Task description:
Sort through the data and copy the lines holding the word "from".
----------------------------------------
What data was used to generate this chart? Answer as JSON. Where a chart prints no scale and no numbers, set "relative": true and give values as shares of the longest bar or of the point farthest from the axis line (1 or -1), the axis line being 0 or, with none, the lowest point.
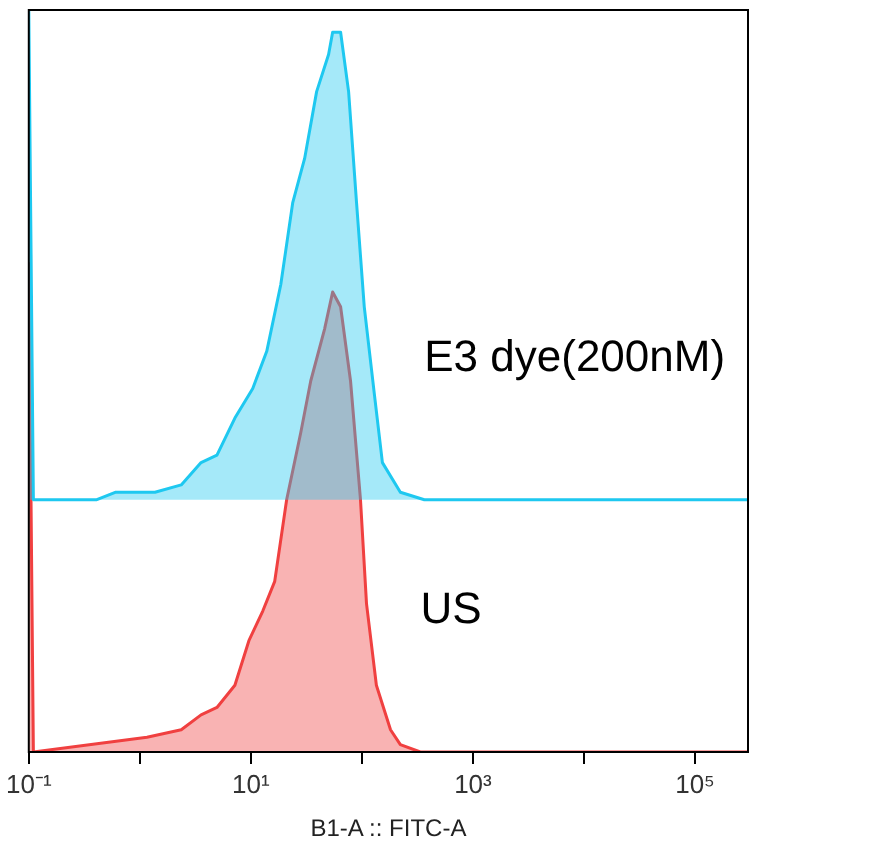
{
  "chart_data": {
    "type": "area",
    "relative": true,
    "xlabel": "B1-A :: FITC-A",
    "log": "x",
    "xlim": [
      0.1,
      300000
    ],
    "xticks": [
      {
        "value": 0.1,
        "label": "10⁻¹"
      },
      {
        "value": 1,
        "label": null
      },
      {
        "value": 10,
        "label": "10¹"
      },
      {
        "value": 100,
        "label": null
      },
      {
        "value": 1000,
        "label": "10³"
      },
      {
        "value": 10000,
        "label": null
      },
      {
        "value": 100000,
        "label": "10⁵"
      }
    ],
    "grid": false,
    "legend": false,
    "tick_labels": "x",
    "series": [
      {
        "name": "E3 dye(200nM)",
        "color": "#1ec8f0",
        "x": [
          0.1,
          0.11,
          0.41,
          0.6,
          1.37,
          2.36,
          3.56,
          4.95,
          7.18,
          10.4,
          13.9,
          18.6,
          23.8,
          30.5,
          39.1,
          50.1,
          54.5,
          64.3,
          75.9,
          89.5,
          105,
          130,
          153,
          222,
          365,
          468,
          300000
        ],
        "values": [
          1.0,
          0.34,
          0.34,
          0.35,
          0.35,
          0.36,
          0.39,
          0.4,
          0.45,
          0.49,
          0.54,
          0.63,
          0.74,
          0.8,
          0.89,
          0.94,
          0.97,
          0.97,
          0.89,
          0.74,
          0.6,
          0.48,
          0.39,
          0.35,
          0.34,
          0.34,
          0.34
        ]
      },
      {
        "name": "US",
        "color": "#f04040",
        "x": [
          0.1,
          0.11,
          1.16,
          2.36,
          3.56,
          4.95,
          7.18,
          9.6,
          12.8,
          16.4,
          21.0,
          28.1,
          34.6,
          46.1,
          54.5,
          64.3,
          79.0,
          97.1,
          110,
          135,
          181,
          222,
          336,
          300000
        ],
        "values": [
          0.66,
          0,
          0.02,
          0.03,
          0.05,
          0.06,
          0.09,
          0.15,
          0.19,
          0.23,
          0.34,
          0.43,
          0.5,
          0.57,
          0.62,
          0.6,
          0.5,
          0.34,
          0.2,
          0.09,
          0.03,
          0.01,
          0,
          0
        ]
      }
    ]
  }
}
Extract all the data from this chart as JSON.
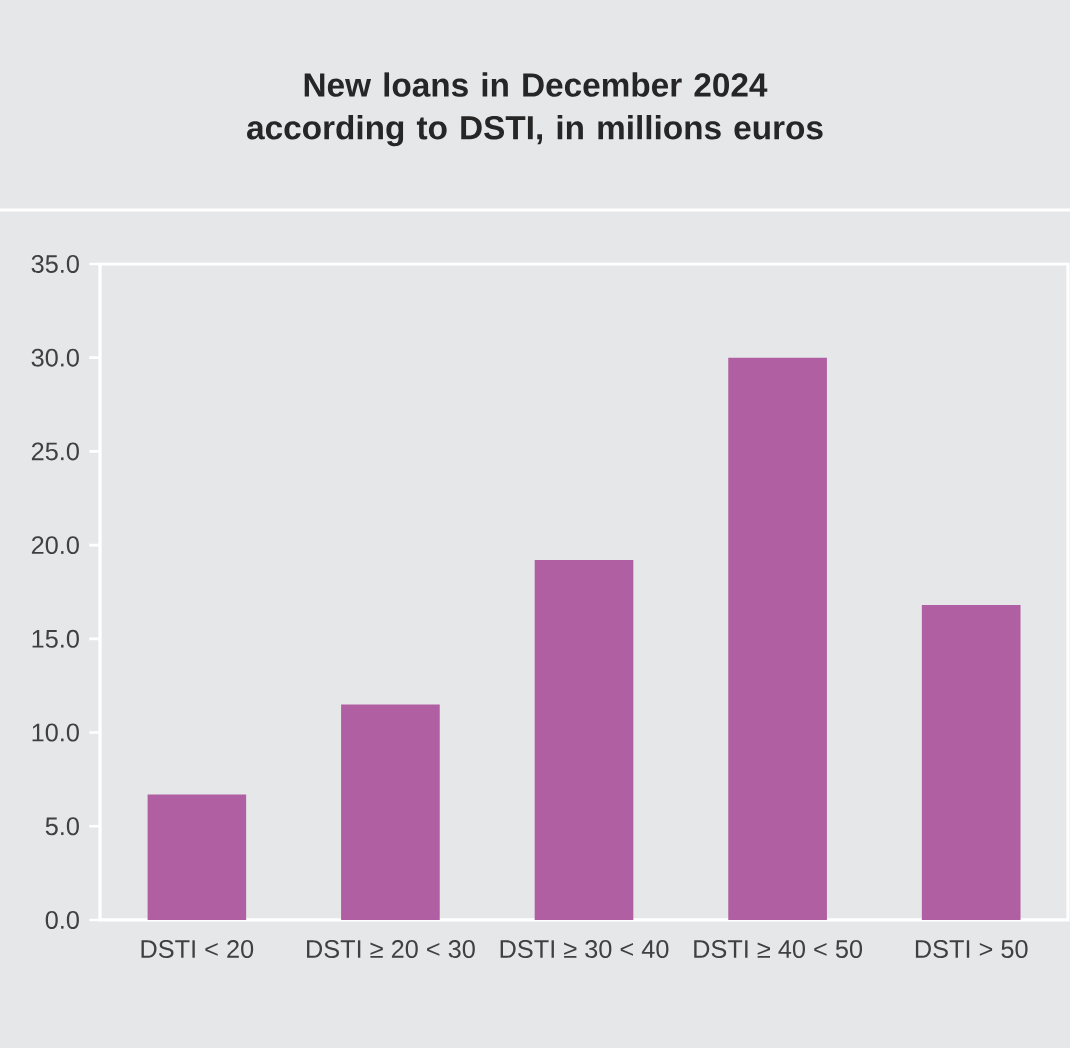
{
  "chart_data": {
    "type": "bar",
    "title": "New loans in December 2024 according to DSTI, in millions euros",
    "categories": [
      "DSTI < 20",
      "DSTI ≥ 20 < 30",
      "DSTI ≥ 30 < 40",
      "DSTI ≥ 40 < 50",
      "DSTI > 50"
    ],
    "values": [
      6.7,
      11.5,
      19.2,
      30.0,
      16.8
    ],
    "color": "#b05fa3",
    "ylim": [
      0,
      35
    ],
    "yticks": [
      {
        "value": 0,
        "label": "0.0"
      },
      {
        "value": 5,
        "label": "5.0"
      },
      {
        "value": 10,
        "label": "10.0"
      },
      {
        "value": 15,
        "label": "15.0"
      },
      {
        "value": 20,
        "label": "20.0"
      },
      {
        "value": 25,
        "label": "25.0"
      },
      {
        "value": 30,
        "label": "30.0"
      },
      {
        "value": 35,
        "label": "35.0"
      }
    ]
  }
}
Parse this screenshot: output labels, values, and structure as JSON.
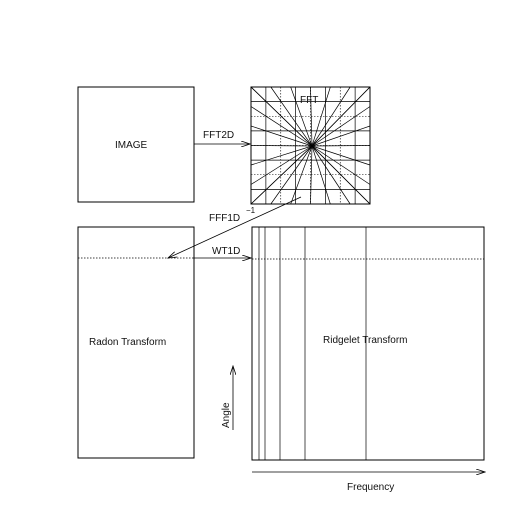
{
  "labels": {
    "image": "IMAGE",
    "fft": "FFT",
    "fft2d": "FFT2D",
    "fft1d_inverse": "FFF1D",
    "inverse_exponent": "−1",
    "wt1d": "WT1D",
    "radon": "Radon Transform",
    "ridgelet": "Ridgelet Transform",
    "angle": "Angle",
    "frequency": "Frequency"
  }
}
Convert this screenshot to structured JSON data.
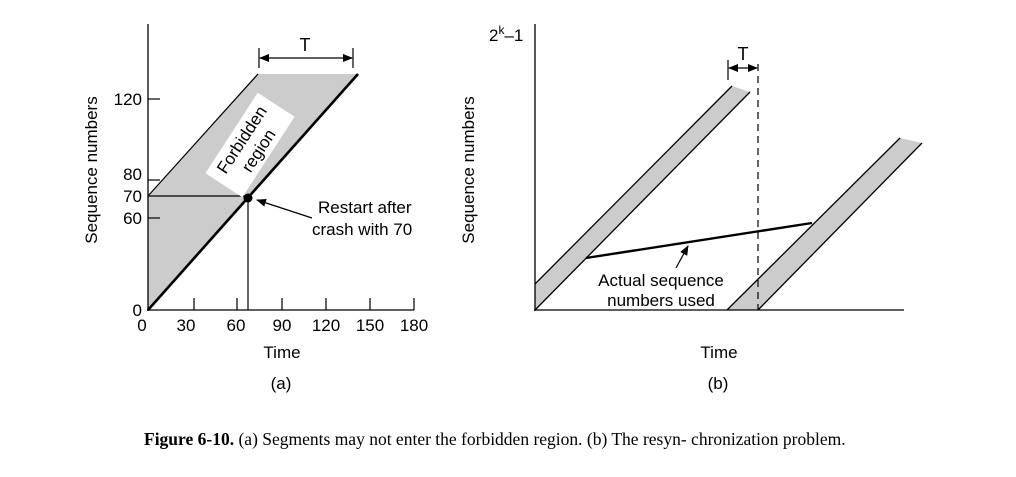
{
  "figure_a": {
    "ylabel": "Sequence numbers",
    "xlabel": "Time",
    "panel_label": "(a)",
    "y_ticks": [
      "0",
      "60",
      "70",
      "80",
      "120"
    ],
    "x_ticks": [
      "0",
      "30",
      "60",
      "90",
      "120",
      "150",
      "180"
    ],
    "t_label": "T",
    "region_label_line1": "Forbidden",
    "region_label_line2": "region",
    "annotation_line1": "Restart after",
    "annotation_line2": "crash with 70"
  },
  "figure_b": {
    "ylabel": "Sequence numbers",
    "xlabel": "Time",
    "panel_label": "(b)",
    "y_max_base": "2",
    "y_max_exp": "k",
    "y_max_suffix": "–1",
    "t_label": "T",
    "annotation_line1": "Actual sequence",
    "annotation_line2": "numbers used"
  },
  "caption": {
    "label": "Figure 6-10.",
    "text": " (a) Segments may not enter the forbidden region.  (b) The resyn- chronization problem."
  }
}
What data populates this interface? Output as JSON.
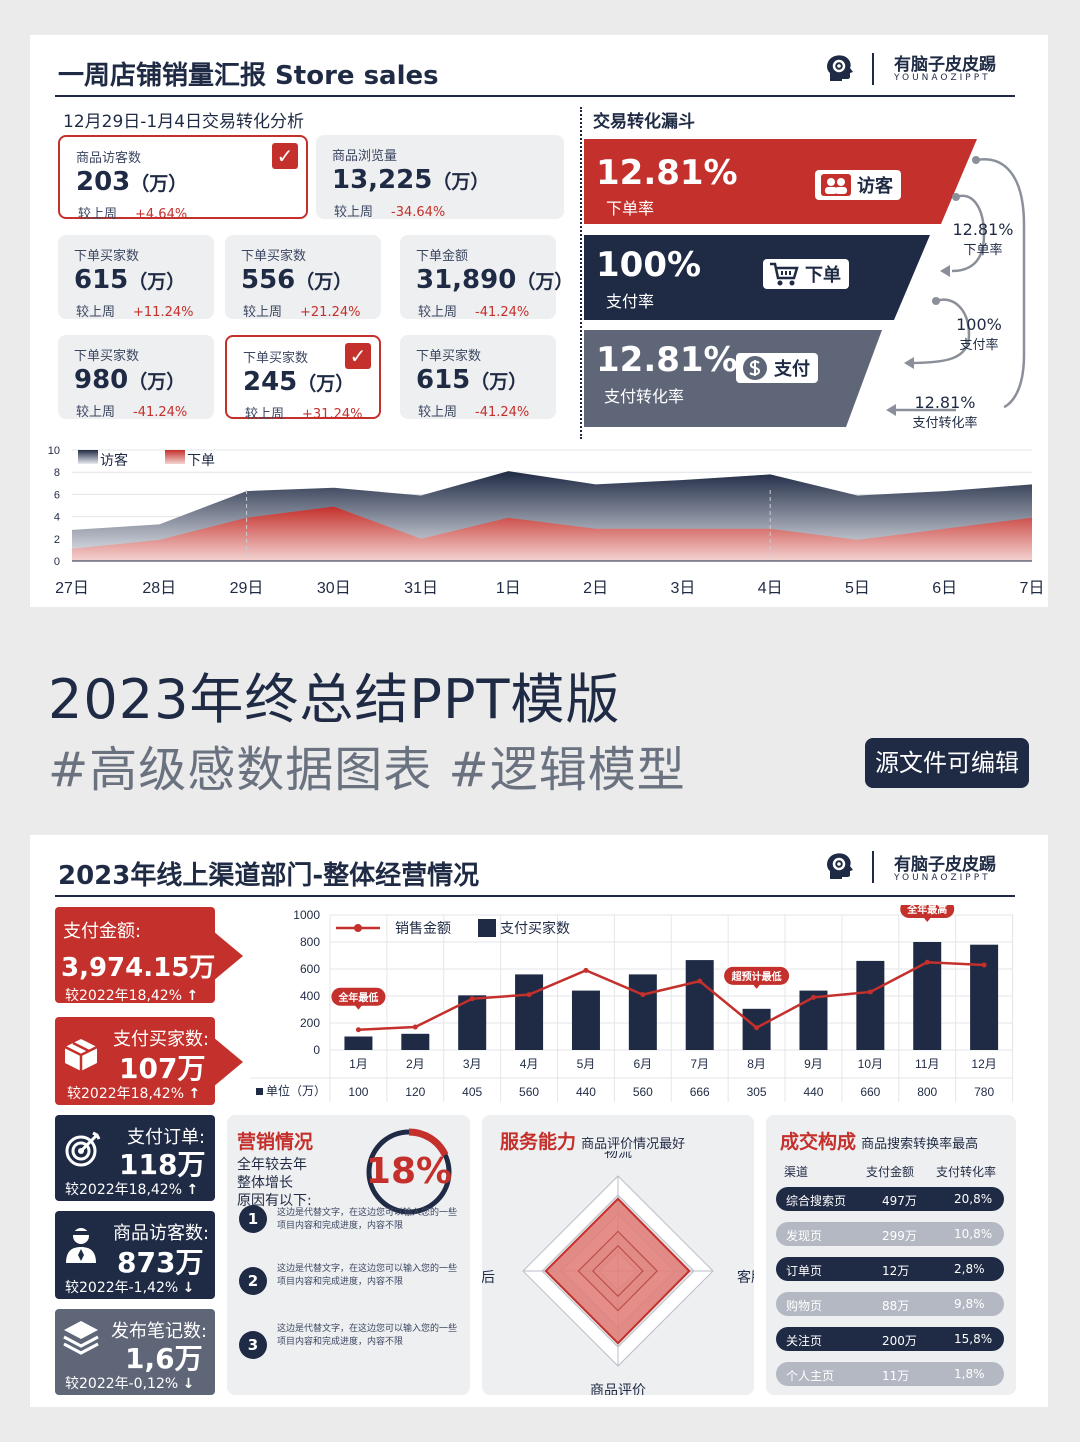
----------------------------------------
Result of this task:
What data was used to generate this chart? Answer as JSON. Where a chart prints no scale and no numbers, set "relative": true and give values as shares of the longest bar or of the point farthest from the axis line (1 or -1), the axis line being 0 or, with none, the lowest point.
Extract all the data from this chart as JSON.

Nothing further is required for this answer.